TO DO: Write out the material exactly, with the pictures left out.

(Stored data)
++++++++++++++++++++

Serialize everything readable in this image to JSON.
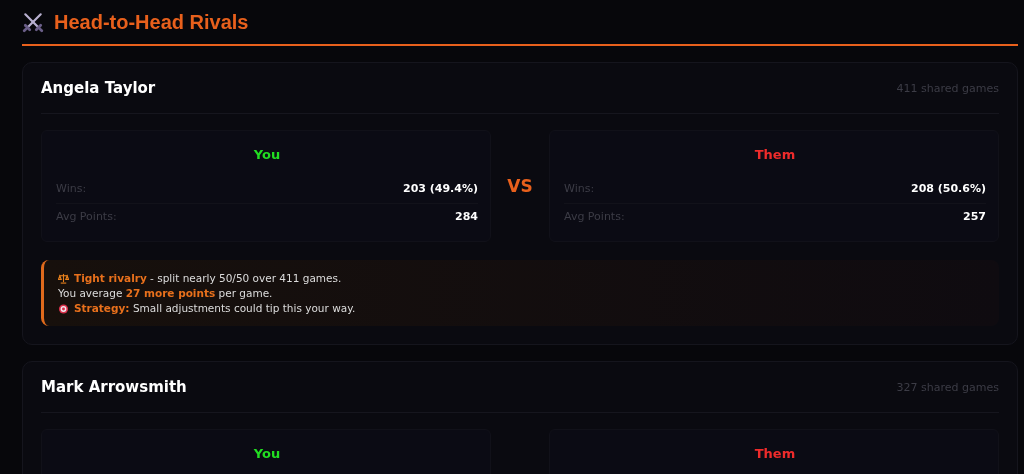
{
  "header": {
    "title": "Head-to-Head Rivals"
  },
  "rivals": [
    {
      "name": "Angela Taylor",
      "shared_games": "411 shared games",
      "vs": "VS",
      "sides": [
        {
          "kind": "you",
          "label": "You",
          "stats": [
            {
              "label": "Wins:",
              "value": "203 (49.4%)"
            },
            {
              "label": "Avg Points:",
              "value": "284"
            }
          ]
        },
        {
          "kind": "them",
          "label": "Them",
          "stats": [
            {
              "label": "Wins:",
              "value": "208 (50.6%)"
            },
            {
              "label": "Avg Points:",
              "value": "257"
            }
          ]
        }
      ],
      "insights": [
        {
          "kind": "balance",
          "text": "**Tight rivalry** - split nearly 50/50 over 411 games."
        },
        {
          "kind": "plain",
          "text": "You average **27 more points** per game."
        },
        {
          "kind": "strategy",
          "text": "**Strategy:** Small adjustments could tip this your way."
        }
      ]
    },
    {
      "name": "Mark Arrowsmith",
      "shared_games": "327 shared games",
      "sides": [
        {
          "kind": "you",
          "label": "You"
        },
        {
          "kind": "them",
          "label": "Them"
        }
      ]
    }
  ]
}
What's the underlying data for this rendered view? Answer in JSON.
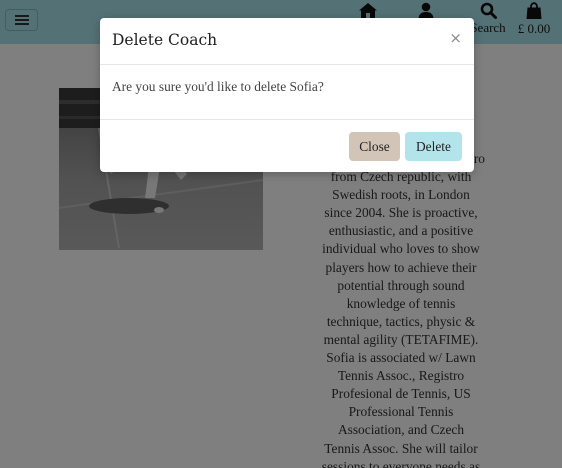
{
  "navbar": {
    "menu_icon": "hamburger-icon",
    "items": [
      {
        "icon": "home-icon",
        "label": ""
      },
      {
        "icon": "account-icon",
        "label": ""
      },
      {
        "icon": "search-icon",
        "label": "Search"
      },
      {
        "icon": "bag-icon",
        "label": "£ 0.00"
      }
    ]
  },
  "coach": {
    "bio_lines": [
      "from Czech republic, with",
      "Swedish roots, in London",
      "since 2004. She is proactive,",
      "enthusiastic, and a positive",
      "individual who loves to show",
      "players how to achieve their",
      "potential through sound",
      "knowledge of tennis",
      "technique, tactics, physic &",
      "mental agility (TETAFIME).",
      "Sofia is associated w/ Lawn",
      "Tennis Assoc., Registro",
      "Profesional de Tennis, US",
      "Professional Tennis",
      "Association, and Czech",
      "Tennis Assoc. She will tailor",
      "sessions to everyone needs as"
    ],
    "bio_partial_top": "ro"
  },
  "modal": {
    "title": "Delete Coach",
    "close_x": "×",
    "message": "Are you sure you'd like to delete Sofia?",
    "close_label": "Close",
    "delete_label": "Delete"
  },
  "colors": {
    "navbar": "#a9e4ec",
    "close_button": "#d3c4b8",
    "delete_button": "#b3e4ec",
    "backdrop": "rgba(0,0,0,0.5)"
  }
}
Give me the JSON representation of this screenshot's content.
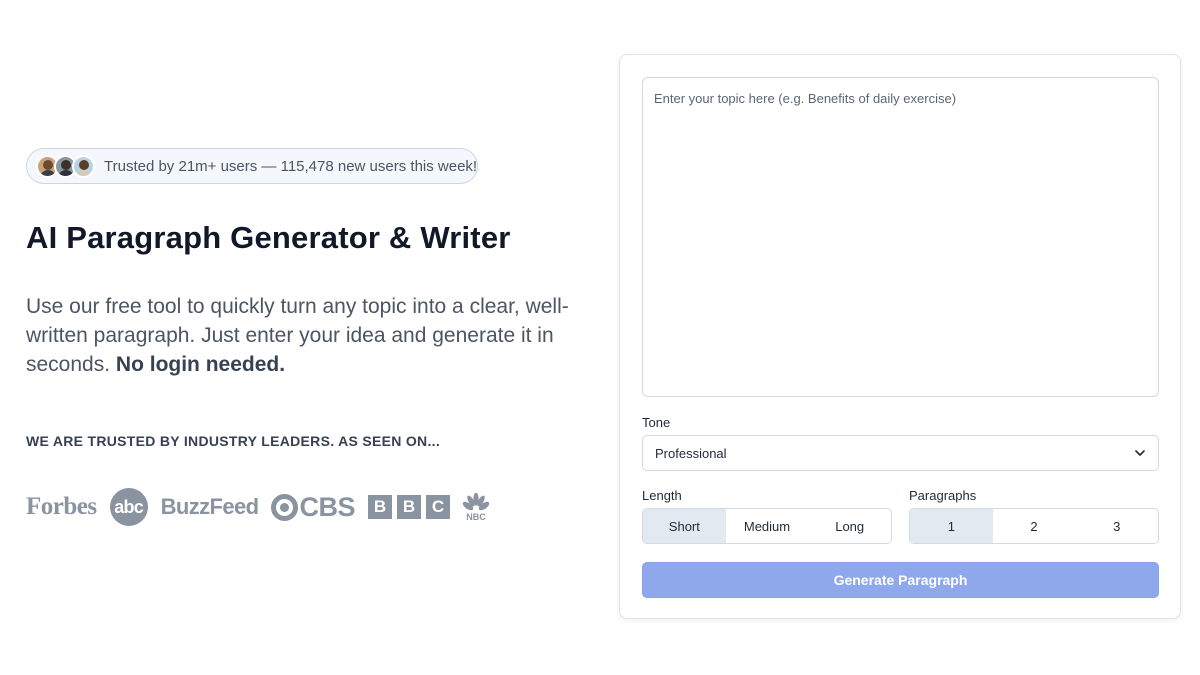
{
  "hero": {
    "trust_text": "Trusted by 21m+ users — 115,478 new users this week!",
    "title": "AI Paragraph Generator & Writer",
    "description": "Use our free tool to quickly turn any topic into a clear, well-written paragraph. Just enter your idea and generate it in seconds.",
    "description_bold": "No login needed.",
    "trusted_label": "WE ARE TRUSTED BY INDUSTRY LEADERS. AS SEEN ON...",
    "logos": {
      "forbes": "Forbes",
      "abc": "abc",
      "buzzfeed": "BuzzFeed",
      "cbs": "CBS",
      "bbc": [
        "B",
        "B",
        "C"
      ],
      "nbc": "NBC"
    }
  },
  "form": {
    "topic_placeholder": "Enter your topic here (e.g. Benefits of daily exercise)",
    "tone_label": "Tone",
    "tone_value": "Professional",
    "length_label": "Length",
    "length_options": [
      "Short",
      "Medium",
      "Long"
    ],
    "length_selected": "Short",
    "paragraphs_label": "Paragraphs",
    "paragraph_options": [
      "1",
      "2",
      "3"
    ],
    "paragraphs_selected": "1",
    "generate_label": "Generate Paragraph"
  },
  "icons": {
    "tone_dropdown": "chevron-down-icon",
    "nbc": "peacock-icon"
  },
  "colors": {
    "generate_button": "#8fa8ec",
    "segment_active": "#e3e9f0",
    "logo_gray": "#8a93a0"
  }
}
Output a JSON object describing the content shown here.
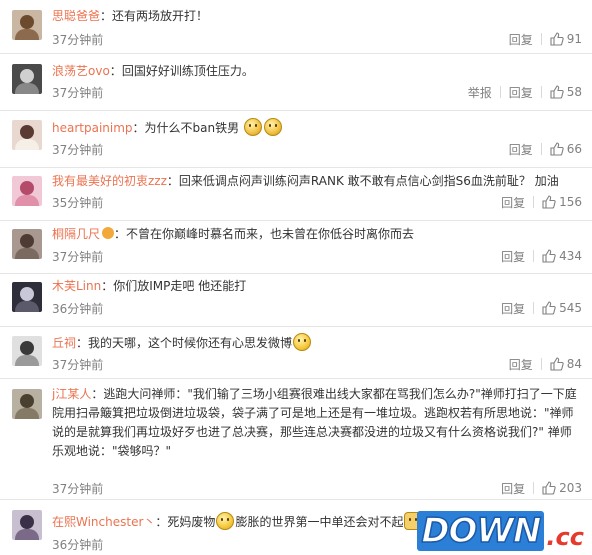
{
  "comments": [
    {
      "name": "思聪爸爸",
      "text": "还有两场放开打！",
      "time": "37分钟前",
      "actions": [
        "回复"
      ],
      "likes": "91",
      "avatar_bg": "#c9b7a3",
      "avatar_fg": "#6b4a2e"
    },
    {
      "name": "浪荡艺ovo",
      "text": "回国好好训练顶住压力。",
      "time": "37分钟前",
      "actions": [
        "举报",
        "回复"
      ],
      "likes": "58",
      "avatar_bg": "#4a4a4a",
      "avatar_fg": "#d0d0d0"
    },
    {
      "name": "heartpainimp",
      "text": "为什么不ban铁男",
      "time": "37分钟前",
      "actions": [
        "回复"
      ],
      "likes": "66",
      "avatar_bg": "#e8d8d0",
      "avatar_fg": "#5b3a34",
      "emoji": [
        "sad-face-icon",
        "sad-face-icon"
      ]
    },
    {
      "name": "我有最美好的初衷zzz",
      "text": "回来低调点闷声训练闷声RANK 敢不敢有点信心剑指S6血洗前耻？ 加油",
      "time": "35分钟前",
      "actions": [
        "回复"
      ],
      "likes": "156",
      "avatar_bg": "#f0c8d6",
      "avatar_fg": "#b44b6a"
    },
    {
      "name": "桐隔几尺",
      "text": "不曾在你巅峰时慕名而来，也未曾在你低谷时离你而去",
      "time": "37分钟前",
      "actions": [
        "回复"
      ],
      "likes": "434",
      "avatar_bg": "#a89890",
      "avatar_fg": "#4e3c34",
      "badge": "vip-badge-icon"
    },
    {
      "name": "木芙Linn",
      "text": "你们放IMP走吧 他还能打",
      "time": "36分钟前",
      "actions": [
        "回复"
      ],
      "likes": "545",
      "avatar_bg": "#2e2e3a",
      "avatar_fg": "#c8c8d8"
    },
    {
      "name": "丘祠",
      "text": "我的天哪，这个时候你还有心思发微博",
      "time": "37分钟前",
      "actions": [
        "回复"
      ],
      "likes": "84",
      "avatar_bg": "#e0e0e0",
      "avatar_fg": "#3a3a3a",
      "emoji_after": [
        "smile-face-icon"
      ]
    },
    {
      "name": "j江某人",
      "text": "逃跑大问禅师：\"我们输了三场小组赛很难出线大家都在骂我们怎么办?\"禅师打扫了一下庭院用扫帚簸箕把垃圾倒进垃圾袋，袋子满了可是地上还是有一堆垃圾。逃跑权若有所思地说：\"禅师说的是就算我们再垃圾好歹也进了总决赛，那些连总决赛都没进的垃圾又有什么资格说我们?\" 禅师乐观地说：\"袋够吗？\"",
      "time": "37分钟前",
      "actions": [
        "回复"
      ],
      "likes": "203",
      "avatar_bg": "#b8b0a0",
      "avatar_fg": "#4a4030"
    },
    {
      "name": "在熙Winchester丶",
      "text_a": "死妈废物",
      "text_b": "膨胀的世界第一中单还会对不起",
      "time": "36分钟前",
      "actions": [
        "回复"
      ],
      "likes": "",
      "avatar_bg": "#c8c0d0",
      "avatar_fg": "#3a3048"
    }
  ],
  "separator": "：",
  "watermark": {
    "main": "DOWN",
    "suffix": ".cc"
  },
  "colors": {
    "nickname": "#eb7350",
    "meta": "#808080",
    "border": "#e6e6e6"
  }
}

++++++++++++++++++++

FINAL ANSWER:
Serialize everything readable in this image to JSON.
{
  "header": {
    "title": "Head-to-Head Rivals"
  },
  "rivals": [
    {
      "name": "Angela Taylor",
      "shared_games": "411 shared games",
      "vs": "VS",
      "sides": [
        {
          "kind": "you",
          "label": "You",
          "stats": [
            {
              "label": "Wins:",
              "value": "203 (49.4%)"
            },
            {
              "label": "Avg Points:",
              "value": "284"
            }
          ]
        },
        {
          "kind": "them",
          "label": "Them",
          "stats": [
            {
              "label": "Wins:",
              "value": "208 (50.6%)"
            },
            {
              "label": "Avg Points:",
              "value": "257"
            }
          ]
        }
      ],
      "insights": [
        {
          "kind": "balance",
          "text": "**Tight rivalry** - split nearly 50/50 over 411 games."
        },
        {
          "kind": "plain",
          "text": "You average **27 more points** per game."
        },
        {
          "kind": "strategy",
          "text": "**Strategy:** Small adjustments could tip this your way."
        }
      ]
    },
    {
      "name": "Mark Arrowsmith",
      "shared_games": "327 shared games",
      "sides": [
        {
          "kind": "you",
          "label": "You"
        },
        {
          "kind": "them",
          "label": "Them"
        }
      ]
    }
  ]
}
What's the underlying data for this rendered view? Answer in JSON.
{
  "navbar": {
    "menu_icon": "hamburger-icon",
    "items": [
      {
        "icon": "home-icon",
        "label": ""
      },
      {
        "icon": "account-icon",
        "label": ""
      },
      {
        "icon": "search-icon",
        "label": "Search"
      },
      {
        "icon": "bag-icon",
        "label": "£ 0.00"
      }
    ]
  },
  "coach": {
    "bio_lines": [
      "from Czech republic, with",
      "Swedish roots, in London",
      "since 2004. She is proactive,",
      "enthusiastic, and a positive",
      "individual who loves to show",
      "players how to achieve their",
      "potential through sound",
      "knowledge of tennis",
      "technique, tactics, physic &",
      "mental agility (TETAFIME).",
      "Sofia is associated w/ Lawn",
      "Tennis Assoc., Registro",
      "Profesional de Tennis, US",
      "Professional Tennis",
      "Association, and Czech",
      "Tennis Assoc. She will tailor",
      "sessions to everyone needs as"
    ],
    "bio_partial_top": "ro"
  },
  "modal": {
    "title": "Delete Coach",
    "close_x": "×",
    "message": "Are you sure you'd like to delete Sofia?",
    "close_label": "Close",
    "delete_label": "Delete"
  },
  "colors": {
    "navbar": "#a9e4ec",
    "close_button": "#d3c4b8",
    "delete_button": "#b3e4ec",
    "backdrop": "rgba(0,0,0,0.5)"
  }
}
Give me the JSON representation of this screenshot's content.
{
  "hero": {
    "trust_text": "Trusted by 21m+ users — 115,478 new users this week!",
    "title": "AI Paragraph Generator & Writer",
    "description": "Use our free tool to quickly turn any topic into a clear, well-written paragraph. Just enter your idea and generate it in seconds.",
    "description_bold": "No login needed.",
    "trusted_label": "WE ARE TRUSTED BY INDUSTRY LEADERS. AS SEEN ON...",
    "logos": {
      "forbes": "Forbes",
      "abc": "abc",
      "buzzfeed": "BuzzFeed",
      "cbs": "CBS",
      "bbc": [
        "B",
        "B",
        "C"
      ],
      "nbc": "NBC"
    }
  },
  "form": {
    "topic_placeholder": "Enter your topic here (e.g. Benefits of daily exercise)",
    "tone_label": "Tone",
    "tone_value": "Professional",
    "length_label": "Length",
    "length_options": [
      "Short",
      "Medium",
      "Long"
    ],
    "length_selected": "Short",
    "paragraphs_label": "Paragraphs",
    "paragraph_options": [
      "1",
      "2",
      "3"
    ],
    "paragraphs_selected": "1",
    "generate_label": "Generate Paragraph"
  },
  "icons": {
    "tone_dropdown": "chevron-down-icon",
    "nbc": "peacock-icon"
  },
  "colors": {
    "generate_button": "#8fa8ec",
    "segment_active": "#e3e9f0",
    "logo_gray": "#8a93a0"
  }
}
Output a JSON object describing the content shown here.
{
  "comments": [
    {
      "name": "思聪爸爸",
      "text": "还有两场放开打！",
      "time": "37分钟前",
      "actions": [
        "回复"
      ],
      "likes": "91",
      "avatar_bg": "#c9b7a3",
      "avatar_fg": "#6b4a2e"
    },
    {
      "name": "浪荡艺ovo",
      "text": "回国好好训练顶住压力。",
      "time": "37分钟前",
      "actions": [
        "举报",
        "回复"
      ],
      "likes": "58",
      "avatar_bg": "#4a4a4a",
      "avatar_fg": "#d0d0d0"
    },
    {
      "name": "heartpainimp",
      "text": "为什么不ban铁男",
      "time": "37分钟前",
      "actions": [
        "回复"
      ],
      "likes": "66",
      "avatar_bg": "#e8d8d0",
      "avatar_fg": "#5b3a34",
      "emoji": [
        "sad-face-icon",
        "sad-face-icon"
      ]
    },
    {
      "name": "我有最美好的初衷zzz",
      "text": "回来低调点闷声训练闷声RANK 敢不敢有点信心剑指S6血洗前耻？ 加油",
      "time": "35分钟前",
      "actions": [
        "回复"
      ],
      "likes": "156",
      "avatar_bg": "#f0c8d6",
      "avatar_fg": "#b44b6a"
    },
    {
      "name": "桐隔几尺",
      "text": "不曾在你巅峰时慕名而来，也未曾在你低谷时离你而去",
      "time": "37分钟前",
      "actions": [
        "回复"
      ],
      "likes": "434",
      "avatar_bg": "#a89890",
      "avatar_fg": "#4e3c34",
      "badge": "vip-badge-icon"
    },
    {
      "name": "木芙Linn",
      "text": "你们放IMP走吧 他还能打",
      "time": "36分钟前",
      "actions": [
        "回复"
      ],
      "likes": "545",
      "avatar_bg": "#2e2e3a",
      "avatar_fg": "#c8c8d8"
    },
    {
      "name": "丘祠",
      "text": "我的天哪，这个时候你还有心思发微博",
      "time": "37分钟前",
      "actions": [
        "回复"
      ],
      "likes": "84",
      "avatar_bg": "#e0e0e0",
      "avatar_fg": "#3a3a3a",
      "emoji_after": [
        "smile-face-icon"
      ]
    },
    {
      "name": "j江某人",
      "text": "逃跑大问禅师：\"我们输了三场小组赛很难出线大家都在骂我们怎么办?\"禅师打扫了一下庭院用扫帚簸箕把垃圾倒进垃圾袋，袋子满了可是地上还是有一堆垃圾。逃跑权若有所思地说：\"禅师说的是就算我们再垃圾好歹也进了总决赛，那些连总决赛都没进的垃圾又有什么资格说我们?\" 禅师乐观地说：\"袋够吗？\"",
      "time": "37分钟前",
      "actions": [
        "回复"
      ],
      "likes": "203",
      "avatar_bg": "#b8b0a0",
      "avatar_fg": "#4a4030"
    },
    {
      "name": "在熙Winchester丶",
      "text_a": "死妈废物",
      "text_b": "膨胀的世界第一中单还会对不起",
      "time": "36分钟前",
      "actions": [
        "回复"
      ],
      "likes": "",
      "avatar_bg": "#c8c0d0",
      "avatar_fg": "#3a3048"
    }
  ],
  "separator": "：",
  "watermark": {
    "main": "DOWN",
    "suffix": ".cc"
  },
  "colors": {
    "nickname": "#eb7350",
    "meta": "#808080",
    "border": "#e6e6e6"
  }
}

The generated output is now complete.